*EXERCISE TASK*: Rewrite the items below, replacing every occurrence of "interactable" with "clickable" and leaving everything else unchanged.

Dataset rows
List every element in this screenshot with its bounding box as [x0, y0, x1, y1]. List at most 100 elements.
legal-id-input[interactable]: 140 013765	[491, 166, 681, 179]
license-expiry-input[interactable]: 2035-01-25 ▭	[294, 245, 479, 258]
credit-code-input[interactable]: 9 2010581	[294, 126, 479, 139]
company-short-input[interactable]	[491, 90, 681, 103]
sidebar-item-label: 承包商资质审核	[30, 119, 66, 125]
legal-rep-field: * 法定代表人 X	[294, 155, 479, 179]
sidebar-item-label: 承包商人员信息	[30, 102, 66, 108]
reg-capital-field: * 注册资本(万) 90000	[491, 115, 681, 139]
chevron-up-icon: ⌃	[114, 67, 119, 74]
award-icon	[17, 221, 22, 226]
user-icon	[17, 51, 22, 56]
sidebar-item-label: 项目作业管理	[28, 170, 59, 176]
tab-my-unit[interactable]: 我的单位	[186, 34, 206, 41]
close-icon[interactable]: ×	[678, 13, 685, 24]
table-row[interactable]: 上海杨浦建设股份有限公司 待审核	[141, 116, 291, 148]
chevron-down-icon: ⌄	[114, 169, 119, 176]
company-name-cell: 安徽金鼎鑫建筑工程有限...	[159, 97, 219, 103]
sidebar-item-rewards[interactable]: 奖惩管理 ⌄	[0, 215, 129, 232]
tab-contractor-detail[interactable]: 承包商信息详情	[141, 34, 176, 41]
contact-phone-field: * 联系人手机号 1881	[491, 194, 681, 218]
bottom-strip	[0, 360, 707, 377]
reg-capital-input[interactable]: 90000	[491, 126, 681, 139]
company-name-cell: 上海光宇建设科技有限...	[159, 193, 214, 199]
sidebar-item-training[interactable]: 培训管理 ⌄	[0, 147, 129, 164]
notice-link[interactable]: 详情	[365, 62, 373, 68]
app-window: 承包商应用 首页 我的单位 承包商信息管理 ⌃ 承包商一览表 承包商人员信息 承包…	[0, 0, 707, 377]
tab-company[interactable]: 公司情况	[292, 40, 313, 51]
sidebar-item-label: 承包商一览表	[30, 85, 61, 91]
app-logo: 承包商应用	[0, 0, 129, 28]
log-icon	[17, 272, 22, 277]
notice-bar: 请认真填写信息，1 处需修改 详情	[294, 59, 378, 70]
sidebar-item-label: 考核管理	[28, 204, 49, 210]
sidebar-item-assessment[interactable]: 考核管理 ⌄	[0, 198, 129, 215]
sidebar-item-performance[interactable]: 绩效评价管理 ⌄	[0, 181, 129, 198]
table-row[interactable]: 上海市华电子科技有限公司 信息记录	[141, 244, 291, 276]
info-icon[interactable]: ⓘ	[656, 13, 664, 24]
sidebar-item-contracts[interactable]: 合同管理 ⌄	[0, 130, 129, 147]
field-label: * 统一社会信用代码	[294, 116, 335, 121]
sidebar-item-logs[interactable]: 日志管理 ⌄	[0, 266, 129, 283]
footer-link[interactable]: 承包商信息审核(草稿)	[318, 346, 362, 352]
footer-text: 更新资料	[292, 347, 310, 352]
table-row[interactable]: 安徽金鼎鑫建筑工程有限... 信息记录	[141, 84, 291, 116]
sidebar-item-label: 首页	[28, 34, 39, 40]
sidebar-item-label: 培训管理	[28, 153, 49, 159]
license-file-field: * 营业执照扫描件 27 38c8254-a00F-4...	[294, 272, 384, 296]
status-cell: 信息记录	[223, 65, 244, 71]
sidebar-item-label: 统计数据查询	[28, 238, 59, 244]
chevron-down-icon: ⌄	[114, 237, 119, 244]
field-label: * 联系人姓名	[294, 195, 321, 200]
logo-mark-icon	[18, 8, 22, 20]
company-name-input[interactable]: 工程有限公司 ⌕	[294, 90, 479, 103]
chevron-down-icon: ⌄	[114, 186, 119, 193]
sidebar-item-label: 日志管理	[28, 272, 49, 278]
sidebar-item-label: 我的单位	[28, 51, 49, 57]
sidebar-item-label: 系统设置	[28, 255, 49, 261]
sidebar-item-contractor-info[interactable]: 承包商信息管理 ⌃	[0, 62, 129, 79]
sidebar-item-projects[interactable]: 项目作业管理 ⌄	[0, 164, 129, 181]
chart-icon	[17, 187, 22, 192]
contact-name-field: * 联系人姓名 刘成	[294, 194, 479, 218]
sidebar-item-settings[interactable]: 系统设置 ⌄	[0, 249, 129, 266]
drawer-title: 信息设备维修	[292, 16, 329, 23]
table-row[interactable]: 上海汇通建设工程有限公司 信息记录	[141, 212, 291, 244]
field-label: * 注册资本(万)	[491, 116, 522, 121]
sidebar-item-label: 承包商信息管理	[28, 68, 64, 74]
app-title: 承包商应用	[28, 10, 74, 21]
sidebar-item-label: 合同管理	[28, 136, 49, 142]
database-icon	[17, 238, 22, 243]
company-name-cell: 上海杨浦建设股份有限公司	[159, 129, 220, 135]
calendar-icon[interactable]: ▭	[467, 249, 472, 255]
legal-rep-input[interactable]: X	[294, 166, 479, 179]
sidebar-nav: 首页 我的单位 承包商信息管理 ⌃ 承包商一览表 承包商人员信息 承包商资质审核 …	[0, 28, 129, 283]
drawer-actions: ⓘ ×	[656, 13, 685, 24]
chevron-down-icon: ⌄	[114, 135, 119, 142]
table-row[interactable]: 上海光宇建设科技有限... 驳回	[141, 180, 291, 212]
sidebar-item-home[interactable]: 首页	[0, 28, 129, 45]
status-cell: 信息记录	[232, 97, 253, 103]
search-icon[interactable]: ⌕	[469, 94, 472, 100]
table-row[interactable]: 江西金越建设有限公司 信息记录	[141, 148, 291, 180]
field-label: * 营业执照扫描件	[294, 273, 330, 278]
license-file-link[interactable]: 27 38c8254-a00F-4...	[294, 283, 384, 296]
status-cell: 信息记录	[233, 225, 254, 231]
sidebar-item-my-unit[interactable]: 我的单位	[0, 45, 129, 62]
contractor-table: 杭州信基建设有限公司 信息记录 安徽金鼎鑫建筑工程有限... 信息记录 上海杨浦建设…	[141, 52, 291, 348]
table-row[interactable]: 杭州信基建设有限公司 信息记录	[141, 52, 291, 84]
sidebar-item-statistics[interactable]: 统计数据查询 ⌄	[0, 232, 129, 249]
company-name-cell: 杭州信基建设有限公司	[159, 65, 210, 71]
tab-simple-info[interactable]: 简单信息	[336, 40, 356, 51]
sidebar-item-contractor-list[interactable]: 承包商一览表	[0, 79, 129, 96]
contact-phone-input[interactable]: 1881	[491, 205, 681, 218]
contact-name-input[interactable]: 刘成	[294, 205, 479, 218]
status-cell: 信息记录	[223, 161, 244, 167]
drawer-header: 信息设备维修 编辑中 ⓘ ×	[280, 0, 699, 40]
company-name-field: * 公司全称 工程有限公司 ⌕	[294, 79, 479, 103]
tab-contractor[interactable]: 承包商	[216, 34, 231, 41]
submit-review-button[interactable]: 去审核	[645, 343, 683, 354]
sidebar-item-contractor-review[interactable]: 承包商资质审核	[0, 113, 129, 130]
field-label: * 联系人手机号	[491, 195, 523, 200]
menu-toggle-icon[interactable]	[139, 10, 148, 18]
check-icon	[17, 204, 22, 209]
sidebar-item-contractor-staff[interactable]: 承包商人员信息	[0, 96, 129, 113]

*CORRECT OUTPUT*:
List every element in this screenshot with its bounding box as [x0, y0, x1, y1]. List at most 100 elements.
legal-id-input[clickable]: 140 013765	[491, 166, 681, 179]
license-expiry-input[clickable]: 2035-01-25 ▭	[294, 245, 479, 258]
credit-code-input[clickable]: 9 2010581	[294, 126, 479, 139]
company-short-input[clickable]	[491, 90, 681, 103]
sidebar-item-label: 承包商资质审核	[30, 119, 66, 125]
legal-rep-field: * 法定代表人 X	[294, 155, 479, 179]
sidebar-item-label: 承包商人员信息	[30, 102, 66, 108]
reg-capital-field: * 注册资本(万) 90000	[491, 115, 681, 139]
chevron-up-icon: ⌃	[114, 67, 119, 74]
award-icon	[17, 221, 22, 226]
user-icon	[17, 51, 22, 56]
sidebar-item-label: 项目作业管理	[28, 170, 59, 176]
tab-my-unit[clickable]: 我的单位	[186, 34, 206, 41]
close-icon[clickable]: ×	[678, 13, 685, 24]
table-row[clickable]: 上海杨浦建设股份有限公司 待审核	[141, 116, 291, 148]
chevron-down-icon: ⌄	[114, 169, 119, 176]
company-name-cell: 安徽金鼎鑫建筑工程有限...	[159, 97, 219, 103]
sidebar-item-rewards[clickable]: 奖惩管理 ⌄	[0, 215, 129, 232]
tab-contractor-detail[clickable]: 承包商信息详情	[141, 34, 176, 41]
contact-phone-field: * 联系人手机号 1881	[491, 194, 681, 218]
bottom-strip	[0, 360, 707, 377]
reg-capital-input[clickable]: 90000	[491, 126, 681, 139]
company-name-cell: 上海光宇建设科技有限...	[159, 193, 214, 199]
sidebar-item-training[clickable]: 培训管理 ⌄	[0, 147, 129, 164]
notice-link[clickable]: 详情	[365, 62, 373, 68]
app-window: 承包商应用 首页 我的单位 承包商信息管理 ⌃ 承包商一览表 承包商人员信息 承包…	[0, 0, 707, 377]
tab-company[clickable]: 公司情况	[292, 40, 313, 51]
sidebar-item-label: 承包商一览表	[30, 85, 61, 91]
app-logo: 承包商应用	[0, 0, 129, 28]
log-icon	[17, 272, 22, 277]
notice-bar: 请认真填写信息，1 处需修改 详情	[294, 59, 378, 70]
sidebar-item-label: 考核管理	[28, 204, 49, 210]
sidebar-item-assessment[clickable]: 考核管理 ⌄	[0, 198, 129, 215]
sidebar-item-performance[clickable]: 绩效评价管理 ⌄	[0, 181, 129, 198]
table-row[clickable]: 上海市华电子科技有限公司 信息记录	[141, 244, 291, 276]
info-icon[clickable]: ⓘ	[656, 13, 664, 24]
sidebar-item-contracts[clickable]: 合同管理 ⌄	[0, 130, 129, 147]
field-label: * 统一社会信用代码	[294, 116, 335, 121]
sidebar-item-logs[clickable]: 日志管理 ⌄	[0, 266, 129, 283]
footer-link[clickable]: 承包商信息审核(草稿)	[318, 346, 362, 352]
footer-text: 更新资料	[292, 347, 310, 352]
table-row[clickable]: 安徽金鼎鑫建筑工程有限... 信息记录	[141, 84, 291, 116]
sidebar-item-label: 首页	[28, 34, 39, 40]
sidebar-item-label: 培训管理	[28, 153, 49, 159]
license-file-field: * 营业执照扫描件 27 38c8254-a00F-4...	[294, 272, 384, 296]
status-cell: 信息记录	[223, 65, 244, 71]
sidebar-item-label: 统计数据查询	[28, 238, 59, 244]
chevron-down-icon: ⌄	[114, 237, 119, 244]
field-label: * 联系人姓名	[294, 195, 321, 200]
logo-mark-icon	[18, 8, 22, 20]
company-name-input[clickable]: 工程有限公司 ⌕	[294, 90, 479, 103]
chevron-down-icon: ⌄	[114, 186, 119, 193]
sidebar-item-label: 日志管理	[28, 272, 49, 278]
sidebar-item-label: 我的单位	[28, 51, 49, 57]
sidebar-item-label: 系统设置	[28, 255, 49, 261]
sidebar-item-contractor-info[clickable]: 承包商信息管理 ⌃	[0, 62, 129, 79]
sidebar-item-projects[clickable]: 项目作业管理 ⌄	[0, 164, 129, 181]
chart-icon	[17, 187, 22, 192]
contact-name-field: * 联系人姓名 刘成	[294, 194, 479, 218]
sidebar-item-settings[clickable]: 系统设置 ⌄	[0, 249, 129, 266]
drawer-title: 信息设备维修	[292, 16, 329, 23]
table-row[clickable]: 上海汇通建设工程有限公司 信息记录	[141, 212, 291, 244]
field-label: * 注册资本(万)	[491, 116, 522, 121]
sidebar-item-label: 承包商信息管理	[28, 68, 64, 74]
app-title: 承包商应用	[28, 10, 74, 21]
sidebar-item-label: 合同管理	[28, 136, 49, 142]
database-icon	[17, 238, 22, 243]
company-name-cell: 上海杨浦建设股份有限公司	[159, 129, 220, 135]
calendar-icon[clickable]: ▭	[467, 249, 472, 255]
legal-rep-input[clickable]: X	[294, 166, 479, 179]
sidebar-nav: 首页 我的单位 承包商信息管理 ⌃ 承包商一览表 承包商人员信息 承包商资质审核 …	[0, 28, 129, 283]
drawer-actions: ⓘ ×	[656, 13, 685, 24]
chevron-down-icon: ⌄	[114, 135, 119, 142]
table-row[clickable]: 上海光宇建设科技有限... 驳回	[141, 180, 291, 212]
sidebar-item-home[clickable]: 首页	[0, 28, 129, 45]
status-cell: 信息记录	[232, 97, 253, 103]
search-icon[clickable]: ⌕	[469, 94, 472, 100]
table-row[clickable]: 江西金越建设有限公司 信息记录	[141, 148, 291, 180]
field-label: * 营业执照扫描件	[294, 273, 330, 278]
license-file-link[clickable]: 27 38c8254-a00F-4...	[294, 283, 384, 296]
status-cell: 信息记录	[233, 225, 254, 231]
sidebar-item-my-unit[clickable]: 我的单位	[0, 45, 129, 62]
contractor-table: 杭州信基建设有限公司 信息记录 安徽金鼎鑫建筑工程有限... 信息记录 上海杨浦建设…	[141, 52, 291, 348]
table-row[clickable]: 杭州信基建设有限公司 信息记录	[141, 52, 291, 84]
sidebar-item-statistics[clickable]: 统计数据查询 ⌄	[0, 232, 129, 249]
company-name-cell: 杭州信基建设有限公司	[159, 65, 210, 71]
tab-simple-info[clickable]: 简单信息	[336, 40, 356, 51]
sidebar-item-contractor-list[clickable]: 承包商一览表	[0, 79, 129, 96]
contact-phone-input[clickable]: 1881	[491, 205, 681, 218]
contact-name-input[clickable]: 刘成	[294, 205, 479, 218]
status-cell: 信息记录	[223, 161, 244, 167]
drawer-header: 信息设备维修 编辑中 ⓘ ×	[280, 0, 699, 40]
company-name-field: * 公司全称 工程有限公司 ⌕	[294, 79, 479, 103]
tab-contractor[clickable]: 承包商	[216, 34, 231, 41]
submit-review-button[clickable]: 去审核	[645, 343, 683, 354]
sidebar-item-contractor-review[clickable]: 承包商资质审核	[0, 113, 129, 130]
field-label: * 联系人手机号	[491, 195, 523, 200]
menu-toggle-icon[clickable]	[139, 10, 148, 18]
check-icon	[17, 204, 22, 209]
sidebar-item-contractor-staff[clickable]: 承包商人员信息	[0, 96, 129, 113]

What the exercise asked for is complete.